#### Set task
Find the string "this" in the listing and report every line that has it.

#### Data listing
· · ·

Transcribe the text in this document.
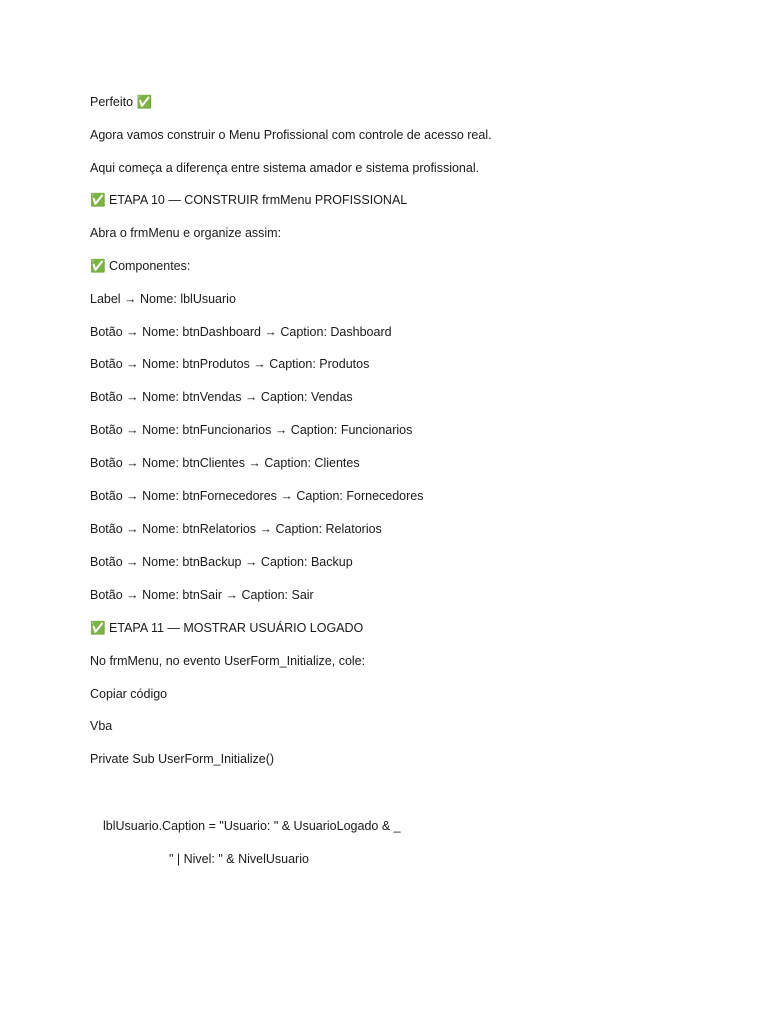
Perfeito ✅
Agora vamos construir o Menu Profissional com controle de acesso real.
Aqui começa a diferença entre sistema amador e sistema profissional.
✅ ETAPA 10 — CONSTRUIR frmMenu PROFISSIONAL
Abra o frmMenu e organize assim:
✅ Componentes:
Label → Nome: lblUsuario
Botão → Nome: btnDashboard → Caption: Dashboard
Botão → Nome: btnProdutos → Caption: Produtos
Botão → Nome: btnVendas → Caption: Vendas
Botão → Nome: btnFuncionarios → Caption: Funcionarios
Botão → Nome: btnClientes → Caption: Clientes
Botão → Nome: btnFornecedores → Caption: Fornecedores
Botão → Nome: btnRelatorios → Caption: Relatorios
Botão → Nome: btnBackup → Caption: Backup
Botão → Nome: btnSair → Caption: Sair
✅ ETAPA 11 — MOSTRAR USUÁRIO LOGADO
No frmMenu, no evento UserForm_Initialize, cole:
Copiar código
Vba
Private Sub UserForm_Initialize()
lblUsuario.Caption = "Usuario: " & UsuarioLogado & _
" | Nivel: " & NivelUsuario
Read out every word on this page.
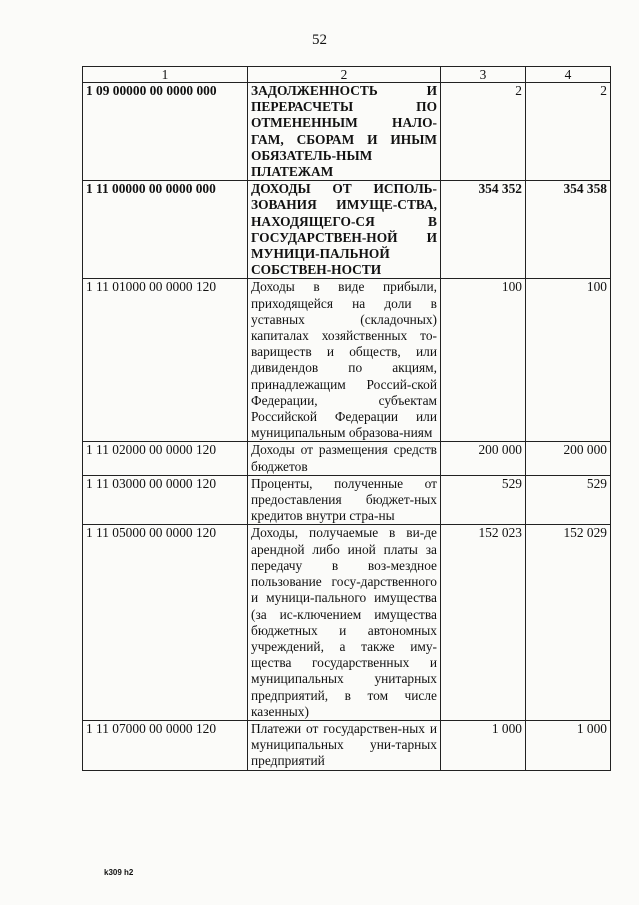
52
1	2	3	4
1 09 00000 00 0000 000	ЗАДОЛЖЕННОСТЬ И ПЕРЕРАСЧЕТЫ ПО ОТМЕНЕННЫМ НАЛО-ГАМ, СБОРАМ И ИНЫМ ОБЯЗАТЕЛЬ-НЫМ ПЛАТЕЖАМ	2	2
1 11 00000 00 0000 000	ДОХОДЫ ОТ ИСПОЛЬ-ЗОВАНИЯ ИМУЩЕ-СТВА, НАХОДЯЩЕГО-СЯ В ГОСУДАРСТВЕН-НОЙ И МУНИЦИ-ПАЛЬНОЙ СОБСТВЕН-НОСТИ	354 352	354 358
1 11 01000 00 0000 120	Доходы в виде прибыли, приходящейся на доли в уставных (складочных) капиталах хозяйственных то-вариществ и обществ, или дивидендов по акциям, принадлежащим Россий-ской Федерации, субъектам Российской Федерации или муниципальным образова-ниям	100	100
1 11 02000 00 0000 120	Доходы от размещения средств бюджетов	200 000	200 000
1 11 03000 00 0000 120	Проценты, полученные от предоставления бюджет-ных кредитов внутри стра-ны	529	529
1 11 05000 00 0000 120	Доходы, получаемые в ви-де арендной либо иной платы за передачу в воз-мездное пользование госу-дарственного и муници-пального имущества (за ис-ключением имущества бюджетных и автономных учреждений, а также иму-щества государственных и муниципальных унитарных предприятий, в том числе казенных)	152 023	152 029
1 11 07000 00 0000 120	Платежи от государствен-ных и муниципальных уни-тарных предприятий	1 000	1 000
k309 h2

· · ·

#### Output of the exercise
Transcribe the text in this document.
Read out every word on this page.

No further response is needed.